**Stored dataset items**
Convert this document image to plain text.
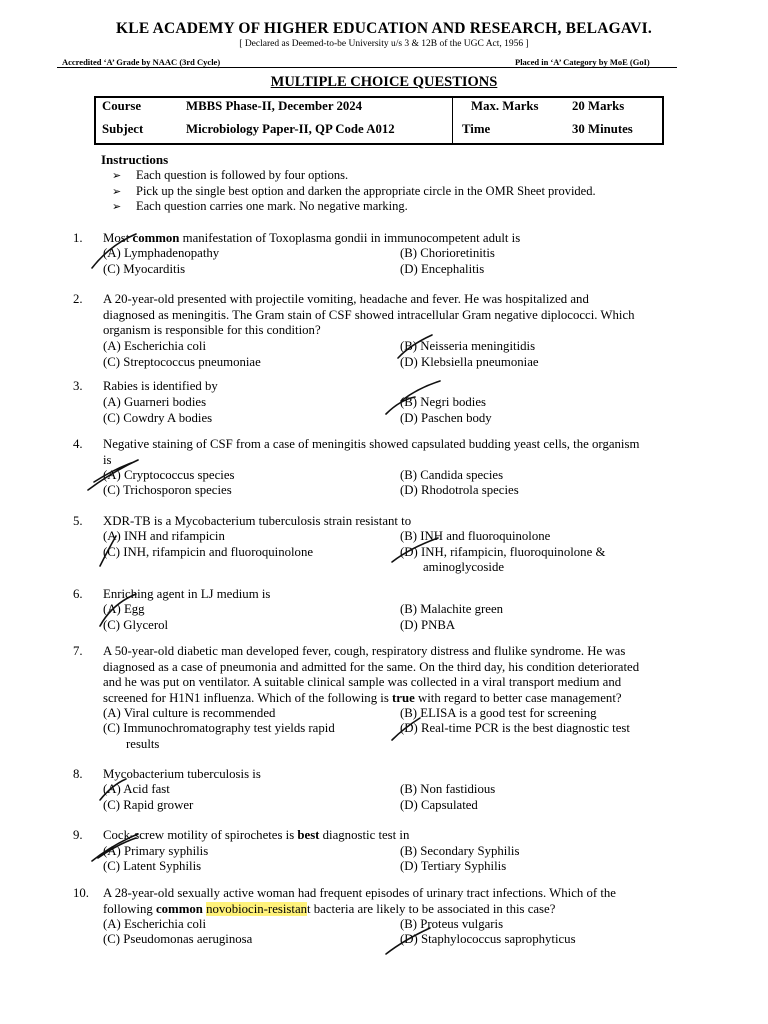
KLE ACADEMY OF HIGHER EDUCATION AND RESEARCH, BELAGAVI.
[ Declared as Deemed-to-be University u/s 3 & 12B of the UGC Act, 1956 ]
Accredited ‘A’ Grade by NAAC (3rd Cycle)	Placed in ‘A’ Category by MoE (GoI)
MULTIPLE CHOICE QUESTIONS
Course	MBBS Phase-II, December 2024	Max. Marks	20 Marks
Subject	Microbiology Paper-II, QP Code A012	Time	30 Minutes
Instructions
➢ Each question is followed by four options.
➢ Pick up the single best option and darken the appropriate circle in the OMR Sheet provided.
➢ Each question carries one mark. No negative marking.
1. Most common manifestation of Toxoplasma gondii in immunocompetent adult is
(A) Lymphadenopathy	(B) Chorioretinitis
(C) Myocarditis	(D) Encephalitis
2. A 20-year-old presented with projectile vomiting, headache and fever. He was hospitalized and
diagnosed as meningitis. The Gram stain of CSF showed intracellular Gram negative diplococci. Which
organism is responsible for this condition?
(A) Escherichia coli	(B) Neisseria meningitidis
(C) Streptococcus pneumoniae	(D) Klebsiella pneumoniae
3. Rabies is identified by
(A) Guarneri bodies	(B) Negri bodies
(C) Cowdry A bodies	(D) Paschen body
4. Negative staining of CSF from a case of meningitis showed capsulated budding yeast cells, the organism
is
(A) Cryptococcus species	(B) Candida species
(C) Trichosporon species	(D) Rhodotrola species
5. XDR-TB is a Mycobacterium tuberculosis strain resistant to
(A) INH and rifampicin	(B) INH and fluoroquinolone
(C) INH, rifampicin and fluoroquinolone	(D) INH, rifampicin, fluoroquinolone &
aminoglycoside
6. Enriching agent in LJ medium is
(A) Egg	(B) Malachite green
(C) Glycerol	(D) PNBA
7. A 50-year-old diabetic man developed fever, cough, respiratory distress and flulike syndrome. He was
diagnosed as a case of pneumonia and admitted for the same. On the third day, his condition deteriorated
and he was put on ventilator. A suitable clinical sample was collected in a viral transport medium and
screened for H1N1 influenza. Which of the following is true with regard to better case management?
(A) Viral culture is recommended	(B) ELISA is a good test for screening
(C) Immunochromatography test yields rapid	(D) Real-time PCR is the best diagnostic test
results
8. Mycobacterium tuberculosis is
(A) Acid fast	(B) Non fastidious
(C) Rapid grower	(D) Capsulated
9. Cock-screw motility of spirochetes is best diagnostic test in
(A) Primary syphilis	(B) Secondary Syphilis
(C) Latent Syphilis	(D) Tertiary Syphilis
10. A 28-year-old sexually active woman had frequent episodes of urinary tract infections. Which of the
following common novobiocin-resistant bacteria are likely to be associated in this case?
(A) Escherichia coli	(B) Proteus vulgaris
(C) Pseudomonas aeruginosa	(D) Staphylococcus saprophyticus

**Try it**
Look through the data and show every line containing "with".

**Result**
2. A 20-year-old presented with projectile vomiting, headache and fever. He was hospitalized and
screened for H1N1 influenza. Which of the following is true with regard to better case management?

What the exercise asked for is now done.